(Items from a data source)
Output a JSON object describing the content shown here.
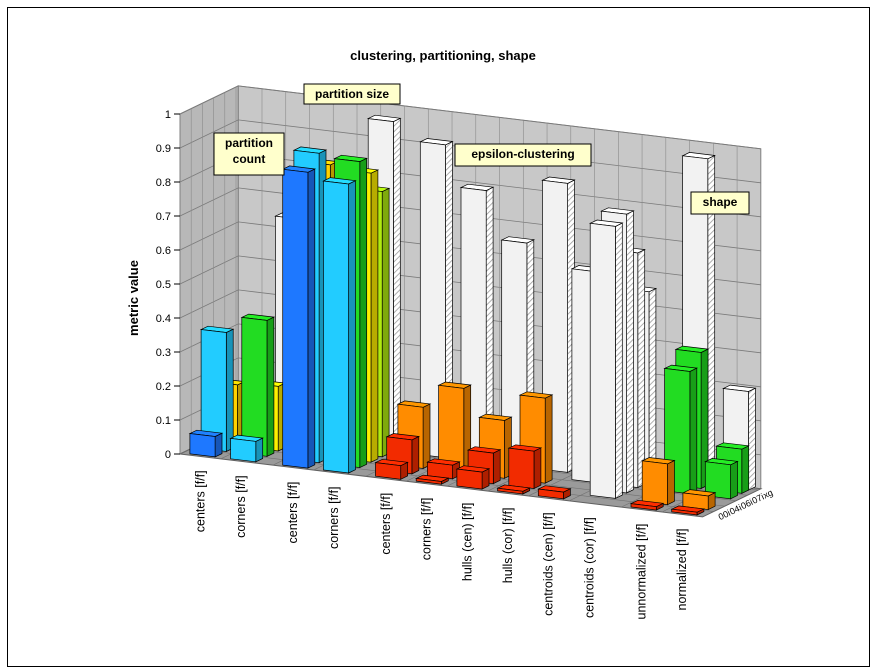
{
  "chart_data": {
    "type": "bar",
    "subtype": "3d-bar",
    "title": "clustering, partitioning, shape",
    "ylabel": "metric value",
    "ylim": [
      0,
      1
    ],
    "yticks": [
      "0",
      "0.1",
      "0.2",
      "0.3",
      "0.4",
      "0.5",
      "0.6",
      "0.7",
      "0.8",
      "0.9",
      "1"
    ],
    "grid": true,
    "series": [
      {
        "name": "00i",
        "color": "#f22b00"
      },
      {
        "name": "04i",
        "color": "#ff8c00"
      },
      {
        "name": "06i",
        "color": "#ffd200"
      },
      {
        "name": "07i",
        "color": "#22dc22"
      },
      {
        "name": "xg",
        "color": "#e8e8e8"
      }
    ],
    "categories": [
      "centers [f/f]",
      "corners [f/f]",
      "centers [f/f]",
      "corners [f/f]",
      "centers [f/f]",
      "corners [f/f]",
      "hulls (cen) [f/f]",
      "hulls (cor) [f/f]",
      "centroids (cen) [f/f]",
      "centroids (cor) [f/f]",
      "unnormalized [f/f]",
      "normalized [f/f]"
    ],
    "category_gaps_after": [
      1,
      3,
      9
    ],
    "bars": [
      {
        "cat": 0,
        "row": 2,
        "value": 0.18,
        "color": "#ffd200"
      },
      {
        "cat": 1,
        "row": 2,
        "value": 0.19,
        "color": "#ffef00"
      },
      {
        "cat": 0,
        "row": 3,
        "value": 0.03,
        "color": "#c8f000"
      },
      {
        "cat": 1,
        "row": 3,
        "value": 0.04,
        "color": "#b0ec10"
      },
      {
        "cat": 0,
        "row": 1,
        "value": 0.35,
        "color": "#22ccff"
      },
      {
        "cat": 1,
        "row": 1,
        "value": 0.4,
        "color": "#22dc22"
      },
      {
        "cat": 0,
        "row": 0,
        "value": 0.06,
        "color": "#1e78ff"
      },
      {
        "cat": 1,
        "row": 0,
        "value": 0.06,
        "color": "#22ccff"
      },
      {
        "cat": 1,
        "row": 4,
        "value": 0.65,
        "color": "#e8e8e8"
      },
      {
        "cat": 2,
        "row": 4,
        "value": 0.01,
        "color": "#e8e8e8"
      },
      {
        "cat": 2,
        "row": 2,
        "value": 0.86,
        "color": "#ffd200"
      },
      {
        "cat": 3,
        "row": 2,
        "value": 0.85,
        "color": "#ffef00"
      },
      {
        "cat": 2,
        "row": 3,
        "value": 0.81,
        "color": "#c8f000"
      },
      {
        "cat": 3,
        "row": 3,
        "value": 0.78,
        "color": "#b0ec10"
      },
      {
        "cat": 2,
        "row": 1,
        "value": 0.91,
        "color": "#22ccff"
      },
      {
        "cat": 3,
        "row": 1,
        "value": 0.9,
        "color": "#22dc22"
      },
      {
        "cat": 2,
        "row": 0,
        "value": 0.87,
        "color": "#1e78ff"
      },
      {
        "cat": 3,
        "row": 0,
        "value": 0.85,
        "color": "#22ccff"
      },
      {
        "cat": 3,
        "row": 4,
        "value": 0.97,
        "color": "#e8e8e8"
      },
      {
        "cat": 4,
        "row": 4,
        "value": 0.92,
        "color": "#e8e8e8"
      },
      {
        "cat": 4,
        "row": 0,
        "value": 0.04,
        "color": "#f22b00"
      },
      {
        "cat": 5,
        "row": 0,
        "value": 0.0,
        "color": "#f22b00"
      },
      {
        "cat": 4,
        "row": 1,
        "value": 0.1,
        "color": "#f22b00"
      },
      {
        "cat": 5,
        "row": 1,
        "value": 0.04,
        "color": "#f22b00"
      },
      {
        "cat": 4,
        "row": 2,
        "value": 0.18,
        "color": "#ff8c00"
      },
      {
        "cat": 5,
        "row": 2,
        "value": 0.25,
        "color": "#ff8c00"
      },
      {
        "cat": 5,
        "row": 4,
        "value": 0.8,
        "color": "#e8e8e8"
      },
      {
        "cat": 6,
        "row": 0,
        "value": 0.05,
        "color": "#f22b00"
      },
      {
        "cat": 7,
        "row": 0,
        "value": 0.0,
        "color": "#f22b00"
      },
      {
        "cat": 6,
        "row": 1,
        "value": 0.09,
        "color": "#f22b00"
      },
      {
        "cat": 7,
        "row": 1,
        "value": 0.11,
        "color": "#f22b00"
      },
      {
        "cat": 6,
        "row": 2,
        "value": 0.17,
        "color": "#ff8c00"
      },
      {
        "cat": 7,
        "row": 2,
        "value": 0.25,
        "color": "#ff8c00"
      },
      {
        "cat": 6,
        "row": 4,
        "value": 0.66,
        "color": "#e8e8e8"
      },
      {
        "cat": 7,
        "row": 4,
        "value": 0.85,
        "color": "#e8e8e8"
      },
      {
        "cat": 8,
        "row": 0,
        "value": 0.02,
        "color": "#f22b00"
      },
      {
        "cat": 8,
        "row": 4,
        "value": 0.6,
        "color": "#e8e8e8"
      },
      {
        "cat": 9,
        "row": 4,
        "value": 0.56,
        "color": "#e8e8e8"
      },
      {
        "cat": 8,
        "row": 3,
        "value": 0.62,
        "color": "#e8e8e8"
      },
      {
        "cat": 9,
        "row": 3,
        "value": 0.69,
        "color": "#e8e8e8"
      },
      {
        "cat": 9,
        "row": 2,
        "value": 0.82,
        "color": "#e8e8e8"
      },
      {
        "cat": 9,
        "row": 1,
        "value": 0.8,
        "color": "#e8e8e8"
      },
      {
        "cat": 10,
        "row": 0,
        "value": 0.01,
        "color": "#f22b00"
      },
      {
        "cat": 11,
        "row": 0,
        "value": 0.0,
        "color": "#f22b00"
      },
      {
        "cat": 10,
        "row": 1,
        "value": 0.12,
        "color": "#ff8c00"
      },
      {
        "cat": 11,
        "row": 1,
        "value": 0.04,
        "color": "#ff8c00"
      },
      {
        "cat": 10,
        "row": 3,
        "value": 0.36,
        "color": "#22dc22"
      },
      {
        "cat": 11,
        "row": 3,
        "value": 0.1,
        "color": "#22dc22"
      },
      {
        "cat": 10,
        "row": 4,
        "value": 0.4,
        "color": "#22dc22"
      },
      {
        "cat": 11,
        "row": 4,
        "value": 0.13,
        "color": "#22dc22"
      },
      {
        "cat": 10,
        "row": 4.6,
        "value": 0.96,
        "color": "#e8e8e8"
      },
      {
        "cat": 11,
        "row": 4.6,
        "value": 0.29,
        "color": "#e8e8e8"
      }
    ],
    "annotations": [
      {
        "text": "partition size"
      },
      {
        "text": "partition\ncount"
      },
      {
        "text": "epsilon-clustering"
      },
      {
        "text": "shape"
      }
    ]
  }
}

[Job] Excluding the pictures, restate the records above word for word.

[Task response]
Output a JSON object describing the content shown here.
{
  "chart_data": {
    "type": "bar",
    "subtype": "3d-bar",
    "title": "clustering, partitioning, shape",
    "ylabel": "metric value",
    "ylim": [
      0,
      1
    ],
    "yticks": [
      "0",
      "0.1",
      "0.2",
      "0.3",
      "0.4",
      "0.5",
      "0.6",
      "0.7",
      "0.8",
      "0.9",
      "1"
    ],
    "grid": true,
    "series": [
      {
        "name": "00i",
        "color": "#f22b00"
      },
      {
        "name": "04i",
        "color": "#ff8c00"
      },
      {
        "name": "06i",
        "color": "#ffd200"
      },
      {
        "name": "07i",
        "color": "#22dc22"
      },
      {
        "name": "xg",
        "color": "#e8e8e8"
      }
    ],
    "categories": [
      "centers [f/f]",
      "corners [f/f]",
      "centers [f/f]",
      "corners [f/f]",
      "centers [f/f]",
      "corners [f/f]",
      "hulls (cen) [f/f]",
      "hulls (cor) [f/f]",
      "centroids (cen) [f/f]",
      "centroids (cor) [f/f]",
      "unnormalized [f/f]",
      "normalized [f/f]"
    ],
    "category_gaps_after": [
      1,
      3,
      9
    ],
    "bars": [
      {
        "cat": 0,
        "row": 2,
        "value": 0.18,
        "color": "#ffd200"
      },
      {
        "cat": 1,
        "row": 2,
        "value": 0.19,
        "color": "#ffef00"
      },
      {
        "cat": 0,
        "row": 3,
        "value": 0.03,
        "color": "#c8f000"
      },
      {
        "cat": 1,
        "row": 3,
        "value": 0.04,
        "color": "#b0ec10"
      },
      {
        "cat": 0,
        "row": 1,
        "value": 0.35,
        "color": "#22ccff"
      },
      {
        "cat": 1,
        "row": 1,
        "value": 0.4,
        "color": "#22dc22"
      },
      {
        "cat": 0,
        "row": 0,
        "value": 0.06,
        "color": "#1e78ff"
      },
      {
        "cat": 1,
        "row": 0,
        "value": 0.06,
        "color": "#22ccff"
      },
      {
        "cat": 1,
        "row": 4,
        "value": 0.65,
        "color": "#e8e8e8"
      },
      {
        "cat": 2,
        "row": 4,
        "value": 0.01,
        "color": "#e8e8e8"
      },
      {
        "cat": 2,
        "row": 2,
        "value": 0.86,
        "color": "#ffd200"
      },
      {
        "cat": 3,
        "row": 2,
        "value": 0.85,
        "color": "#ffef00"
      },
      {
        "cat": 2,
        "row": 3,
        "value": 0.81,
        "color": "#c8f000"
      },
      {
        "cat": 3,
        "row": 3,
        "value": 0.78,
        "color": "#b0ec10"
      },
      {
        "cat": 2,
        "row": 1,
        "value": 0.91,
        "color": "#22ccff"
      },
      {
        "cat": 3,
        "row": 1,
        "value": 0.9,
        "color": "#22dc22"
      },
      {
        "cat": 2,
        "row": 0,
        "value": 0.87,
        "color": "#1e78ff"
      },
      {
        "cat": 3,
        "row": 0,
        "value": 0.85,
        "color": "#22ccff"
      },
      {
        "cat": 3,
        "row": 4,
        "value": 0.97,
        "color": "#e8e8e8"
      },
      {
        "cat": 4,
        "row": 4,
        "value": 0.92,
        "color": "#e8e8e8"
      },
      {
        "cat": 4,
        "row": 0,
        "value": 0.04,
        "color": "#f22b00"
      },
      {
        "cat": 5,
        "row": 0,
        "value": 0.0,
        "color": "#f22b00"
      },
      {
        "cat": 4,
        "row": 1,
        "value": 0.1,
        "color": "#f22b00"
      },
      {
        "cat": 5,
        "row": 1,
        "value": 0.04,
        "color": "#f22b00"
      },
      {
        "cat": 4,
        "row": 2,
        "value": 0.18,
        "color": "#ff8c00"
      },
      {
        "cat": 5,
        "row": 2,
        "value": 0.25,
        "color": "#ff8c00"
      },
      {
        "cat": 5,
        "row": 4,
        "value": 0.8,
        "color": "#e8e8e8"
      },
      {
        "cat": 6,
        "row": 0,
        "value": 0.05,
        "color": "#f22b00"
      },
      {
        "cat": 7,
        "row": 0,
        "value": 0.0,
        "color": "#f22b00"
      },
      {
        "cat": 6,
        "row": 1,
        "value": 0.09,
        "color": "#f22b00"
      },
      {
        "cat": 7,
        "row": 1,
        "value": 0.11,
        "color": "#f22b00"
      },
      {
        "cat": 6,
        "row": 2,
        "value": 0.17,
        "color": "#ff8c00"
      },
      {
        "cat": 7,
        "row": 2,
        "value": 0.25,
        "color": "#ff8c00"
      },
      {
        "cat": 6,
        "row": 4,
        "value": 0.66,
        "color": "#e8e8e8"
      },
      {
        "cat": 7,
        "row": 4,
        "value": 0.85,
        "color": "#e8e8e8"
      },
      {
        "cat": 8,
        "row": 0,
        "value": 0.02,
        "color": "#f22b00"
      },
      {
        "cat": 8,
        "row": 4,
        "value": 0.6,
        "color": "#e8e8e8"
      },
      {
        "cat": 9,
        "row": 4,
        "value": 0.56,
        "color": "#e8e8e8"
      },
      {
        "cat": 8,
        "row": 3,
        "value": 0.62,
        "color": "#e8e8e8"
      },
      {
        "cat": 9,
        "row": 3,
        "value": 0.69,
        "color": "#e8e8e8"
      },
      {
        "cat": 9,
        "row": 2,
        "value": 0.82,
        "color": "#e8e8e8"
      },
      {
        "cat": 9,
        "row": 1,
        "value": 0.8,
        "color": "#e8e8e8"
      },
      {
        "cat": 10,
        "row": 0,
        "value": 0.01,
        "color": "#f22b00"
      },
      {
        "cat": 11,
        "row": 0,
        "value": 0.0,
        "color": "#f22b00"
      },
      {
        "cat": 10,
        "row": 1,
        "value": 0.12,
        "color": "#ff8c00"
      },
      {
        "cat": 11,
        "row": 1,
        "value": 0.04,
        "color": "#ff8c00"
      },
      {
        "cat": 10,
        "row": 3,
        "value": 0.36,
        "color": "#22dc22"
      },
      {
        "cat": 11,
        "row": 3,
        "value": 0.1,
        "color": "#22dc22"
      },
      {
        "cat": 10,
        "row": 4,
        "value": 0.4,
        "color": "#22dc22"
      },
      {
        "cat": 11,
        "row": 4,
        "value": 0.13,
        "color": "#22dc22"
      },
      {
        "cat": 10,
        "row": 4.6,
        "value": 0.96,
        "color": "#e8e8e8"
      },
      {
        "cat": 11,
        "row": 4.6,
        "value": 0.29,
        "color": "#e8e8e8"
      }
    ],
    "annotations": [
      {
        "text": "partition size"
      },
      {
        "text": "partition\ncount"
      },
      {
        "text": "epsilon-clustering"
      },
      {
        "text": "shape"
      }
    ]
  }
}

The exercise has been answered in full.